PROBLEM REQUIREMENTS. Copy out all of the data below with no alterations.

LISTING.
********************
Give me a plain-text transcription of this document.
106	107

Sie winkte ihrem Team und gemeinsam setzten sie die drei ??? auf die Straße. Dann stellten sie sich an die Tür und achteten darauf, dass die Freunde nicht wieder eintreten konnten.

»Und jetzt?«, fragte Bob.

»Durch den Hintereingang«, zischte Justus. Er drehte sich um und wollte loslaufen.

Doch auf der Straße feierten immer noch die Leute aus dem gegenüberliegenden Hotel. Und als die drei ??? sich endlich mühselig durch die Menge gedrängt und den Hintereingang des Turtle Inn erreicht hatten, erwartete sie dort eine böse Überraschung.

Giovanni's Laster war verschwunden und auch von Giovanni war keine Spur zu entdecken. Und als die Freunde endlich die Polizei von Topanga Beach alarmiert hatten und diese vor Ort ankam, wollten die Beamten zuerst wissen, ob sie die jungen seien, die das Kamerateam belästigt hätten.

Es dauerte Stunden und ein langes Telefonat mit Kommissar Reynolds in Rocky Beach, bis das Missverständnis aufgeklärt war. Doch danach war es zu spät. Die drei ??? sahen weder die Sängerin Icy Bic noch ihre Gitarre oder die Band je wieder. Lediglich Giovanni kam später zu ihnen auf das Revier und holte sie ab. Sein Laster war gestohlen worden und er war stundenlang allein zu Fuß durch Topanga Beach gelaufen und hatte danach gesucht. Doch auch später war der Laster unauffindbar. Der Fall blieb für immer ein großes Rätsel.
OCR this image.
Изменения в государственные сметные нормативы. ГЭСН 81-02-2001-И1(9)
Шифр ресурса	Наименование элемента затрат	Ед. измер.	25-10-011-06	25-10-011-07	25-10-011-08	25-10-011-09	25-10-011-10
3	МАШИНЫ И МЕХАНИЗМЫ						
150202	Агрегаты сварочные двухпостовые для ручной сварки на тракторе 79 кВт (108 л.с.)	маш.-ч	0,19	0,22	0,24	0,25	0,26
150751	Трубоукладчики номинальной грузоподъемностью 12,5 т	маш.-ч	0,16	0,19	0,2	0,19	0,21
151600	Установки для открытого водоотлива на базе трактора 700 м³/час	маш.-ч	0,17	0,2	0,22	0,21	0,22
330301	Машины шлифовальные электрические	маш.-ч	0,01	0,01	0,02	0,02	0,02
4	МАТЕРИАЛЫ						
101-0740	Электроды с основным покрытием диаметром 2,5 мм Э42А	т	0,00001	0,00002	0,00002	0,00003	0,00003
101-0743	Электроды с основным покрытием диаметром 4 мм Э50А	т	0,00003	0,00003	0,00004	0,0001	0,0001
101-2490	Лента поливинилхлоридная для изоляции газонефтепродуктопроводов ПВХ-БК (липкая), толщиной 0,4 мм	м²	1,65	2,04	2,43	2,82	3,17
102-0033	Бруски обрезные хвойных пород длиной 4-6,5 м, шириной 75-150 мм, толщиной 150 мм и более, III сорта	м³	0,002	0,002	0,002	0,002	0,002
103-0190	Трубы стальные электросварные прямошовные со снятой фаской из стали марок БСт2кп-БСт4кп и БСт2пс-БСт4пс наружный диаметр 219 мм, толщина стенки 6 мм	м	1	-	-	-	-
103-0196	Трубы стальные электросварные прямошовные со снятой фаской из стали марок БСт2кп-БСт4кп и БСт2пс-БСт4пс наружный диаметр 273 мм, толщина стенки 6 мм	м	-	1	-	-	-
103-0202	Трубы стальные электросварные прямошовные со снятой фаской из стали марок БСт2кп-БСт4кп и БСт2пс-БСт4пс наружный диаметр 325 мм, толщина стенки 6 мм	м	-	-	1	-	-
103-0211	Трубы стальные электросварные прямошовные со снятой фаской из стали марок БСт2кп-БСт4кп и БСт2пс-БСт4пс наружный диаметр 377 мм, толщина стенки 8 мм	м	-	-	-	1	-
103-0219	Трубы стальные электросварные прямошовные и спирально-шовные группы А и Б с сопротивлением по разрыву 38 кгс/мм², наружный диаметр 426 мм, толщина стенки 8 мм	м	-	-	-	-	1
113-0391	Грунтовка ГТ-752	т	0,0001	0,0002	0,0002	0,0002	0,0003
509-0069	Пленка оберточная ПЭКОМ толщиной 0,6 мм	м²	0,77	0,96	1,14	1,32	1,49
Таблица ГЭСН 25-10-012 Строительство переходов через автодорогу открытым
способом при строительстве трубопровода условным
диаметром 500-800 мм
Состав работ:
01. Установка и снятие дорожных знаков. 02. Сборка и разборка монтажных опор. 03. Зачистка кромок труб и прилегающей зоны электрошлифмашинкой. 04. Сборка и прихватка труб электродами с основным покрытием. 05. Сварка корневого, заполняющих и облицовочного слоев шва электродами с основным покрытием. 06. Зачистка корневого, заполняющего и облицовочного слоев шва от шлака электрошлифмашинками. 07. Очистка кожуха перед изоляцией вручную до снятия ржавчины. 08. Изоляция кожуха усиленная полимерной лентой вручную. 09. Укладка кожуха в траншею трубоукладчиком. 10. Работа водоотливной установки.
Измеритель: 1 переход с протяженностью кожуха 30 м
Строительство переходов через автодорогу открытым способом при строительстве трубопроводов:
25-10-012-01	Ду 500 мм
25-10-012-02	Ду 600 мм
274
********************
RESPONSE TO THIS TASK.
Give me a plain-text transcription of this document.
106	107

Sie winkte ihrem Team und gemeinsam setzten sie die drei ??? auf die Straße. Dann stellten sie sich an die Tür und achteten darauf, dass die Freunde nicht wieder eintreten konnten.

»Und jetzt?«, fragte Bob.

»Durch den Hintereingang«, zischte Justus. Er drehte sich um und wollte loslaufen.

Doch auf der Straße feierten immer noch die Leute aus dem gegenüberliegenden Hotel. Und als die drei ??? sich endlich mühselig durch die Menge gedrängt und den Hintereingang des Turtle Inn erreicht hatten, erwartete sie dort eine böse Überraschung.

Giovanni's Laster war verschwunden und auch von Giovanni war keine Spur zu entdecken. Und als die Freunde endlich die Polizei von Topanga Beach alarmiert hatten und diese vor Ort ankam, wollten die Beamten zuerst wissen, ob sie die jungen seien, die das Kamerateam belästigt hätten.

Es dauerte Stunden und ein langes Telefonat mit Kommissar Reynolds in Rocky Beach, bis das Missverständnis aufgeklärt war. Doch danach war es zu spät. Die drei ??? sahen weder die Sängerin Icy Bic noch ihre Gitarre oder die Band je wieder. Lediglich Giovanni kam später zu ihnen auf das Revier und holte sie ab. Sein Laster war gestohlen worden und er war stundenlang allein zu Fuß durch Topanga Beach gelaufen und hatte danach gesucht. Doch auch später war der Laster unauffindbar. Der Fall blieb für immer ein großes Rätsel.
OCR this image.
Изменения в государственные сметные нормативы. ГЭСН 81-02-2001-И1(9)
Шифр ресурса	Наименование элемента затрат	Ед. измер.	25-10-011-06	25-10-011-07	25-10-011-08	25-10-011-09	25-10-011-10
3	МАШИНЫ И МЕХАНИЗМЫ						
150202	Агрегаты сварочные двухпостовые для ручной сварки на тракторе 79 кВт (108 л.с.)	маш.-ч	0,19	0,22	0,24	0,25	0,26
150751	Трубоукладчики номинальной грузоподъемностью 12,5 т	маш.-ч	0,16	0,19	0,2	0,19	0,21
151600	Установки для открытого водоотлива на базе трактора 700 м³/час	маш.-ч	0,17	0,2	0,22	0,21	0,22
330301	Машины шлифовальные электрические	маш.-ч	0,01	0,01	0,02	0,02	0,02
4	МАТЕРИАЛЫ						
101-0740	Электроды с основным покрытием диаметром 2,5 мм Э42А	т	0,00001	0,00002	0,00002	0,00003	0,00003
101-0743	Электроды с основным покрытием диаметром 4 мм Э50А	т	0,00003	0,00003	0,00004	0,0001	0,0001
101-2490	Лента поливинилхлоридная для изоляции газонефтепродуктопроводов ПВХ-БК (липкая), толщиной 0,4 мм	м²	1,65	2,04	2,43	2,82	3,17
102-0033	Бруски обрезные хвойных пород длиной 4-6,5 м, шириной 75-150 мм, толщиной 150 мм и более, III сорта	м³	0,002	0,002	0,002	0,002	0,002
103-0190	Трубы стальные электросварные прямошовные со снятой фаской из стали марок БСт2кп-БСт4кп и БСт2пс-БСт4пс наружный диаметр 219 мм, толщина стенки 6 мм	м	1	-	-	-	-
103-0196	Трубы стальные электросварные прямошовные со снятой фаской из стали марок БСт2кп-БСт4кп и БСт2пс-БСт4пс наружный диаметр 273 мм, толщина стенки 6 мм	м	-	1	-	-	-
103-0202	Трубы стальные электросварные прямошовные со снятой фаской из стали марок БСт2кп-БСт4кп и БСт2пс-БСт4пс наружный диаметр 325 мм, толщина стенки 6 мм	м	-	-	1	-	-
103-0211	Трубы стальные электросварные прямошовные со снятой фаской из стали марок БСт2кп-БСт4кп и БСт2пс-БСт4пс наружный диаметр 377 мм, толщина стенки 8 мм	м	-	-	-	1	-
103-0219	Трубы стальные электросварные прямошовные и спирально-шовные группы А и Б с сопротивлением по разрыву 38 кгс/мм², наружный диаметр 426 мм, толщина стенки 8 мм	м	-	-	-	-	1
113-0391	Грунтовка ГТ-752	т	0,0001	0,0002	0,0002	0,0002	0,0003
509-0069	Пленка оберточная ПЭКОМ толщиной 0,6 мм	м²	0,77	0,96	1,14	1,32	1,49
Таблица ГЭСН 25-10-012 Строительство переходов через автодорогу открытым
способом при строительстве трубопровода условным
диаметром 500-800 мм
Состав работ:
01. Установка и снятие дорожных знаков. 02. Сборка и разборка монтажных опор. 03. Зачистка кромок труб и прилегающей зоны электрошлифмашинкой. 04. Сборка и прихватка труб электродами с основным покрытием. 05. Сварка корневого, заполняющих и облицовочного слоев шва электродами с основным покрытием. 06. Зачистка корневого, заполняющего и облицовочного слоев шва от шлака электрошлифмашинками. 07. Очистка кожуха перед изоляцией вручную до снятия ржавчины. 08. Изоляция кожуха усиленная полимерной лентой вручную. 09. Укладка кожуха в траншею трубоукладчиком. 10. Работа водоотливной установки.
Измеритель: 1 переход с протяженностью кожуха 30 м
Строительство переходов через автодорогу открытым способом при строительстве трубопроводов:
25-10-012-01	Ду 500 мм
25-10-012-02	Ду 600 мм
274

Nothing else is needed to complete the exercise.